--- Document ---

Libertarianism is unavoidably a political ideology: but by that I mean that it expresses what the laws should be, not how The State should be managed.  The State is a monopoly of violence and expropriation; it taxes you by force with the promise of providing you security and justice.   It dictates by force upon society the laws which we are to abide by, and provides the monopoly of punishing force for law-breakers.

But the ultimate purpose of activist libertarians is political change, not power.  We want less centralized and less powerful government, and more individual freedom, and would like to see our laws and The State's apparatus,  to reflect these changes.  Libertarians are not advocating better government, but less government and, in most areas of human action, no government.

---

> **Goal 1**:
Answer these questions about the text on libertarianism:
(a) What does The State promise in exchange for taxing by force?
(b) What is the ultimate purpose of activist libertarians?
(c) If libertarians are not advocating better government, what are they advocating?

--- Dataset entries ---

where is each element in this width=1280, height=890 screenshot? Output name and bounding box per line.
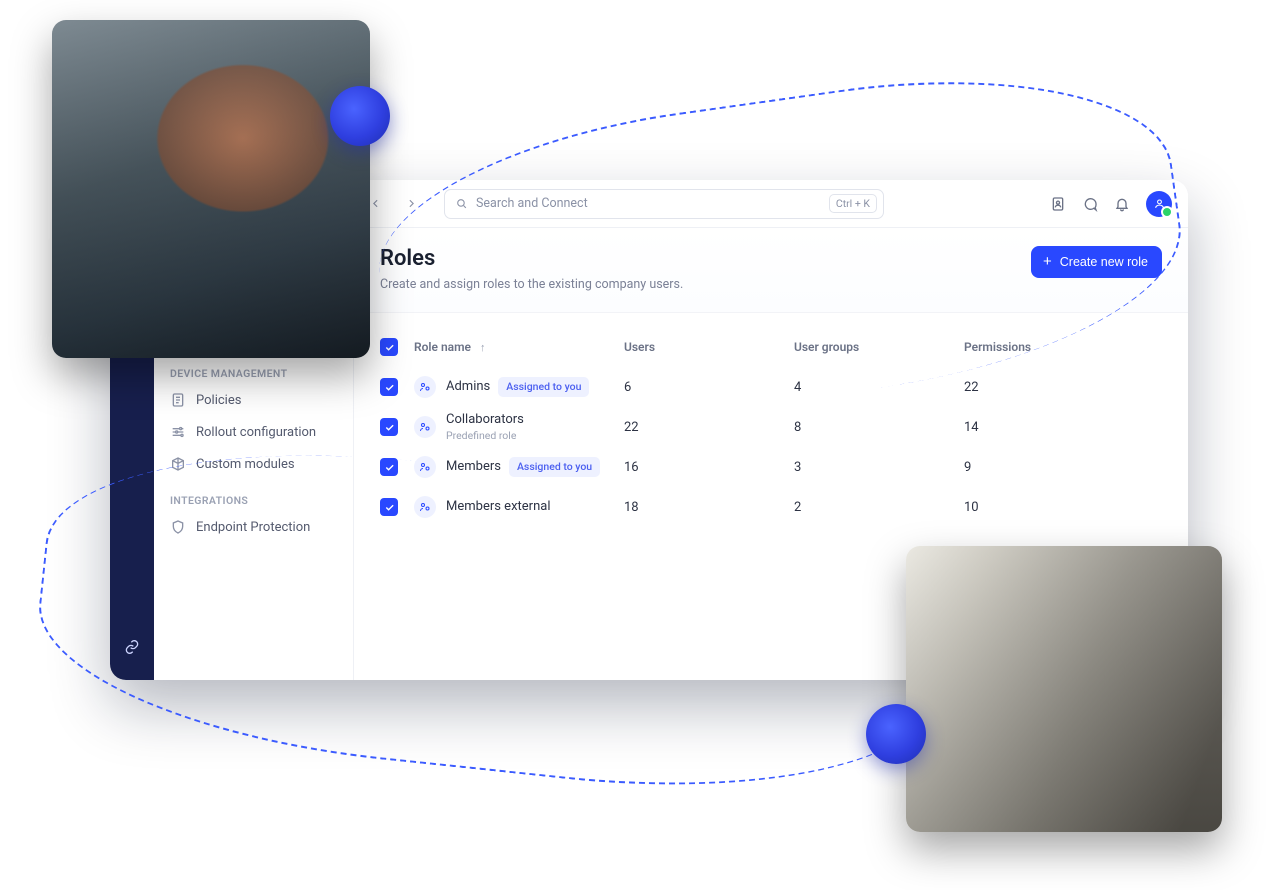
sidebar-item-label: Rollout configuration	[196, 425, 316, 440]
role-subtitle: Predefined role	[446, 429, 524, 442]
sliders-icon	[170, 424, 186, 440]
row-checkbox[interactable]	[380, 418, 398, 436]
sidebar-item-policies[interactable]: Policies	[154, 384, 353, 416]
cell-users: 16	[624, 460, 794, 475]
cell-permissions: 9	[964, 460, 1162, 475]
cell-permissions: 14	[964, 420, 1162, 435]
cell-user-groups: 3	[794, 460, 964, 475]
decorative-photo-person	[52, 20, 370, 358]
sidebar-item-rollout-config[interactable]: Rollout configuration	[154, 416, 353, 448]
sidebar-item-label: Policies	[196, 393, 241, 408]
cell-user-groups: 8	[794, 420, 964, 435]
connection-node-icon	[866, 704, 926, 764]
cell-permissions: 10	[964, 500, 1162, 515]
cell-user-groups: 2	[794, 500, 964, 515]
connection-node-icon	[330, 86, 390, 146]
policy-icon	[170, 392, 186, 408]
chevron-left-icon	[369, 197, 382, 210]
role-icon	[414, 416, 436, 438]
cell-permissions: 22	[964, 380, 1162, 395]
table-row[interactable]: Collaborators Predefined role 22 8 14	[380, 407, 1162, 447]
check-icon	[384, 422, 395, 433]
cell-users: 22	[624, 420, 794, 435]
role-name: Collaborators	[446, 412, 524, 428]
check-icon	[384, 382, 395, 393]
decorative-photo-office	[906, 546, 1222, 832]
row-checkbox[interactable]	[380, 378, 398, 396]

---

> **Goal 2**: Please rename "cell-permissions" to "cell-access-rights" throughout the entries and give all their lines again with everything else unchanged. Leave the pictures out of your answer.

> **Worked answer 1**:
(a) Security and justice.
(b) Political change, not power.
(c) Less government and, in most areas of human action, no government.

> **Worked answer 2**:
where is each element in this width=1280, height=890 screenshot? Output name and bounding box per line.
sidebar-item-label: Rollout configuration	[196, 425, 316, 440]
role-subtitle: Predefined role	[446, 429, 524, 442]
sliders-icon	[170, 424, 186, 440]
row-checkbox[interactable]	[380, 418, 398, 436]
sidebar-item-policies[interactable]: Policies	[154, 384, 353, 416]
cell-users: 16	[624, 460, 794, 475]
cell-access-rights: 9	[964, 460, 1162, 475]
cell-access-rights: 14	[964, 420, 1162, 435]
cell-user-groups: 3	[794, 460, 964, 475]
decorative-photo-person	[52, 20, 370, 358]
sidebar-item-rollout-config[interactable]: Rollout configuration	[154, 416, 353, 448]
sidebar-item-label: Policies	[196, 393, 241, 408]
cell-user-groups: 8	[794, 420, 964, 435]
connection-node-icon	[866, 704, 926, 764]
cell-access-rights: 10	[964, 500, 1162, 515]
cell-user-groups: 2	[794, 500, 964, 515]
connection-node-icon	[330, 86, 390, 146]
policy-icon	[170, 392, 186, 408]
chevron-left-icon	[369, 197, 382, 210]
role-icon	[414, 416, 436, 438]
cell-access-rights: 22	[964, 380, 1162, 395]
table-row[interactable]: Collaborators Predefined role 22 8 14	[380, 407, 1162, 447]
check-icon	[384, 422, 395, 433]
cell-users: 22	[624, 420, 794, 435]
role-name: Collaborators	[446, 412, 524, 428]
check-icon	[384, 382, 395, 393]
decorative-photo-office	[906, 546, 1222, 832]
row-checkbox[interactable]	[380, 378, 398, 396]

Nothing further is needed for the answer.